■ Exercise instructions
The listing below is to be output in its exact form.

■ Supplied records

******************************

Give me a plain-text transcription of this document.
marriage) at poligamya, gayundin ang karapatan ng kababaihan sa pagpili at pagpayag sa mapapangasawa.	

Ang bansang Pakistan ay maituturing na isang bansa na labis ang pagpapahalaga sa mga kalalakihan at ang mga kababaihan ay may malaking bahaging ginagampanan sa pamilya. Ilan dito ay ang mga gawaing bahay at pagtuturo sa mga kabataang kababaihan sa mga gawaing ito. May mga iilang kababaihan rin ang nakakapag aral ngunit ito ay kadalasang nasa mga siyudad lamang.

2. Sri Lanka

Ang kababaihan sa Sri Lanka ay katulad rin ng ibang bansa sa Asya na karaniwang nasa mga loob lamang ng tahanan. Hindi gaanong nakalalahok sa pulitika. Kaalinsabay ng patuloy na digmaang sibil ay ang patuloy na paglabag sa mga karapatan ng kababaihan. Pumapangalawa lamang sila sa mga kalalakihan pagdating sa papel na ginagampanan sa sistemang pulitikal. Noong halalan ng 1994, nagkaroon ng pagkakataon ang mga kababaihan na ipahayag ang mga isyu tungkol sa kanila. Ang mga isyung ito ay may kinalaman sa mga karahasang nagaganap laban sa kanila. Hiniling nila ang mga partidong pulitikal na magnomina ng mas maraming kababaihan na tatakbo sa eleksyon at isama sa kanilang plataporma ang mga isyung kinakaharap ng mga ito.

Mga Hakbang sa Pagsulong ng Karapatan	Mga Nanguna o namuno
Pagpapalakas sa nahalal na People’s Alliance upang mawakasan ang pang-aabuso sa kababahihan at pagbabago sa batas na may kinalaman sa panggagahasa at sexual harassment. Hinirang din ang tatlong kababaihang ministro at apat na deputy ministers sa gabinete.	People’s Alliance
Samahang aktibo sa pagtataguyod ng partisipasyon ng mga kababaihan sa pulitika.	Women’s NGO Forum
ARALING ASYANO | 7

******************************

■ Written solution
Give me a plain-text transcription of this document.
marriage) at poligamya, gayundin ang karapatan ng kababaihan sa pagpili at pagpayag sa mapapangasawa.	

Ang bansang Pakistan ay maituturing na isang bansa na labis ang pagpapahalaga sa mga kalalakihan at ang mga kababaihan ay may malaking bahaging ginagampanan sa pamilya. Ilan dito ay ang mga gawaing bahay at pagtuturo sa mga kabataang kababaihan sa mga gawaing ito. May mga iilang kababaihan rin ang nakakapag aral ngunit ito ay kadalasang nasa mga siyudad lamang.

2. Sri Lanka

Ang kababaihan sa Sri Lanka ay katulad rin ng ibang bansa sa Asya na karaniwang nasa mga loob lamang ng tahanan. Hindi gaanong nakalalahok sa pulitika. Kaalinsabay ng patuloy na digmaang sibil ay ang patuloy na paglabag sa mga karapatan ng kababaihan. Pumapangalawa lamang sila sa mga kalalakihan pagdating sa papel na ginagampanan sa sistemang pulitikal. Noong halalan ng 1994, nagkaroon ng pagkakataon ang mga kababaihan na ipahayag ang mga isyu tungkol sa kanila. Ang mga isyung ito ay may kinalaman sa mga karahasang nagaganap laban sa kanila. Hiniling nila ang mga partidong pulitikal na magnomina ng mas maraming kababaihan na tatakbo sa eleksyon at isama sa kanilang plataporma ang mga isyung kinakaharap ng mga ito.

Mga Hakbang sa Pagsulong ng Karapatan	Mga Nanguna o namuno
Pagpapalakas sa nahalal na People’s Alliance upang mawakasan ang pang-aabuso sa kababahihan at pagbabago sa batas na may kinalaman sa panggagahasa at sexual harassment. Hinirang din ang tatlong kababaihang ministro at apat na deputy ministers sa gabinete.	People’s Alliance
Samahang aktibo sa pagtataguyod ng partisipasyon ng mga kababaihan sa pulitika.	Women’s NGO Forum
ARALING ASYANO | 7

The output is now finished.